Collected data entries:
※

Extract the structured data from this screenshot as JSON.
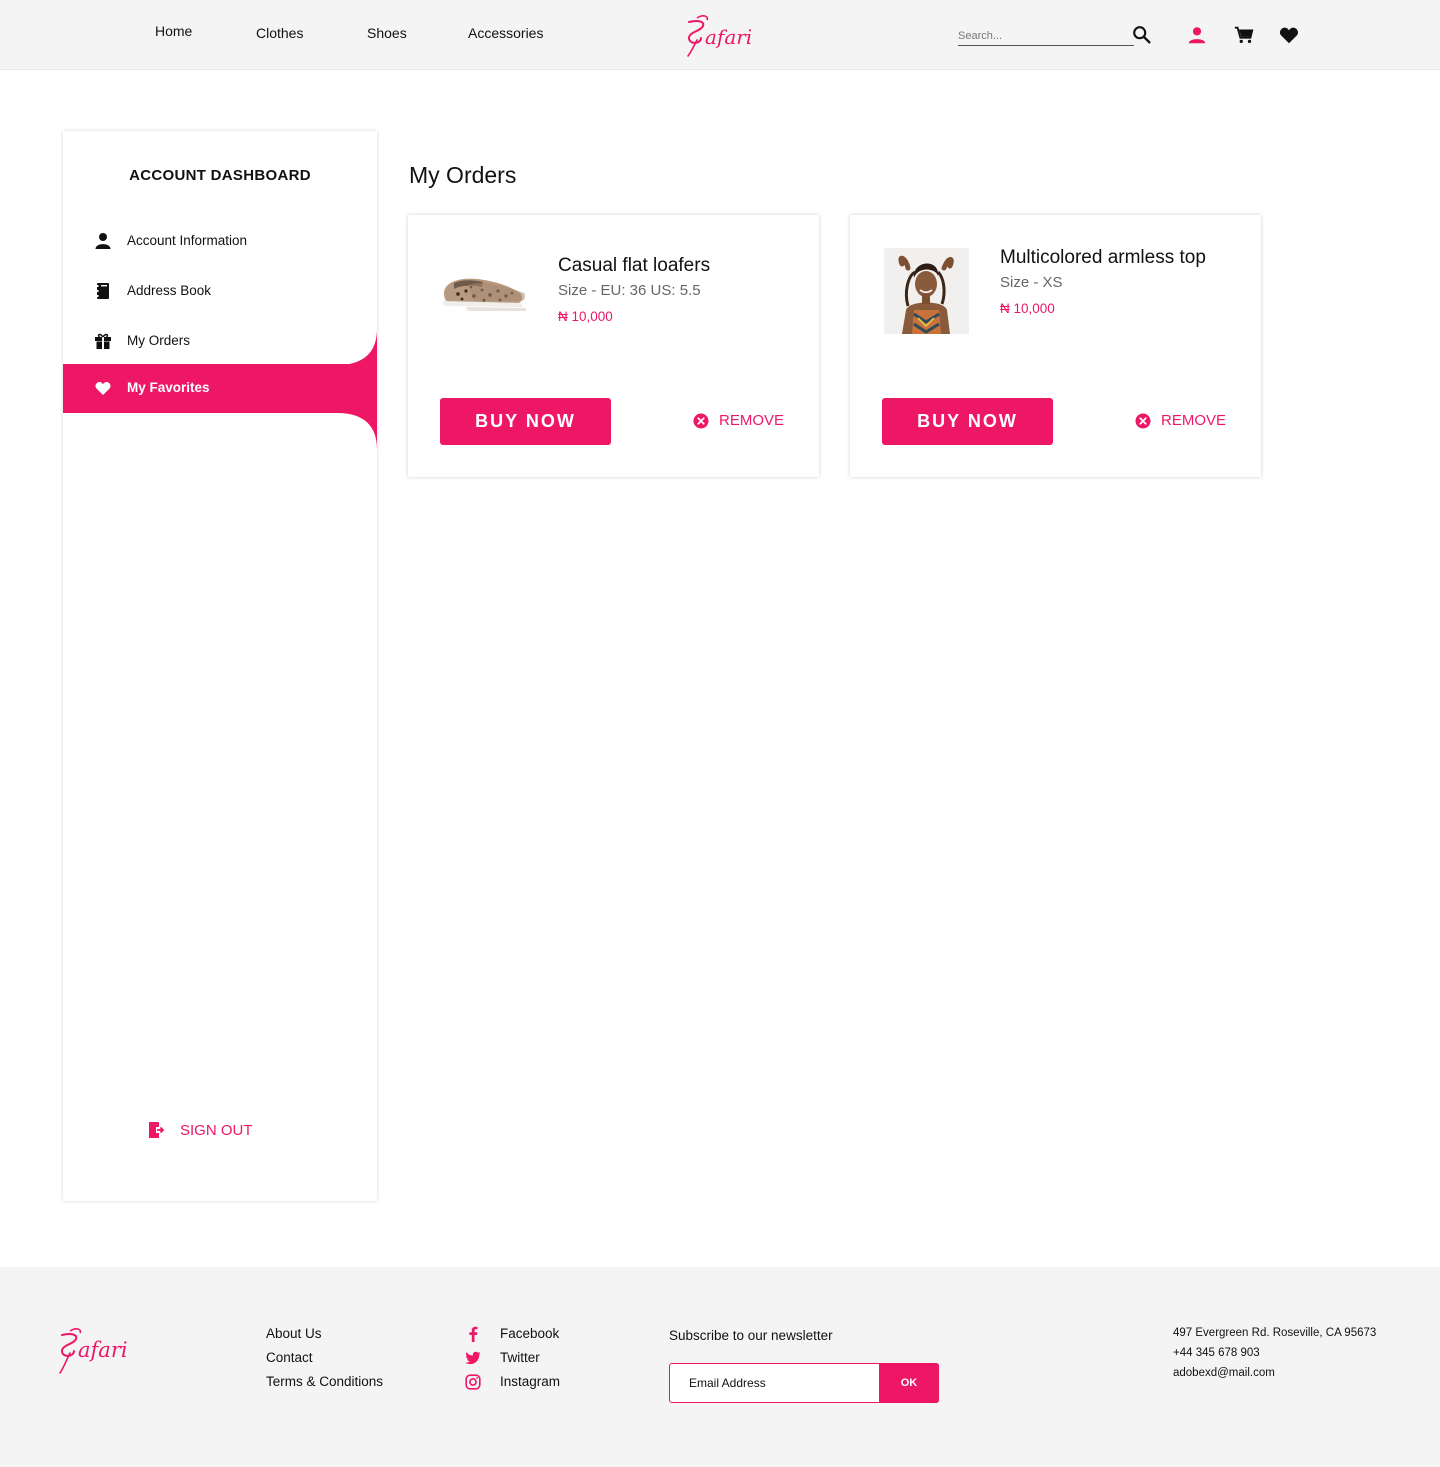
{
  "brand": {
    "name": "Safari",
    "accent": "#ed1766"
  },
  "nav": {
    "items": [
      {
        "label": "Home"
      },
      {
        "label": "Clothes"
      },
      {
        "label": "Shoes"
      },
      {
        "label": "Accessories"
      }
    ],
    "search_placeholder": "Search...",
    "icons": [
      "search-icon",
      "user-icon",
      "cart-icon",
      "heart-icon"
    ]
  },
  "sidebar": {
    "title": "ACCOUNT DASHBOARD",
    "items": [
      {
        "label": "Account Information",
        "icon": "user-icon",
        "active": false
      },
      {
        "label": "Address Book",
        "icon": "address-book-icon",
        "active": false
      },
      {
        "label": "My Orders",
        "icon": "gift-icon",
        "active": false
      },
      {
        "label": "My Favorites",
        "icon": "heart-icon",
        "active": true
      }
    ],
    "sign_out": "SIGN OUT"
  },
  "main": {
    "title": "My Orders",
    "products": [
      {
        "name": "Casual flat loafers",
        "size": "Size - EU: 36 US: 5.5",
        "price": "₦ 10,000",
        "buy_label": "BUY NOW",
        "remove_label": "REMOVE"
      },
      {
        "name": "Multicolored armless top",
        "size": "Size - XS",
        "price": "₦ 10,000",
        "buy_label": "BUY NOW",
        "remove_label": "REMOVE"
      }
    ]
  },
  "footer": {
    "links": [
      "About Us",
      "Contact",
      "Terms & Conditions"
    ],
    "social": [
      {
        "label": "Facebook",
        "icon": "facebook-icon"
      },
      {
        "label": "Twitter",
        "icon": "twitter-icon"
      },
      {
        "label": "Instagram",
        "icon": "instagram-icon"
      }
    ],
    "newsletter": {
      "title": "Subscribe to our newsletter",
      "placeholder": "Email Address",
      "button": "OK"
    },
    "contact": [
      "497 Evergreen Rd. Roseville, CA 95673",
      "+44 345 678 903",
      "adobexd@mail.com"
    ]
  }
}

※

> **Set problem**:
Say how many lines above hold the word "name", giving only the count.

> **Answer for this exercise**:
3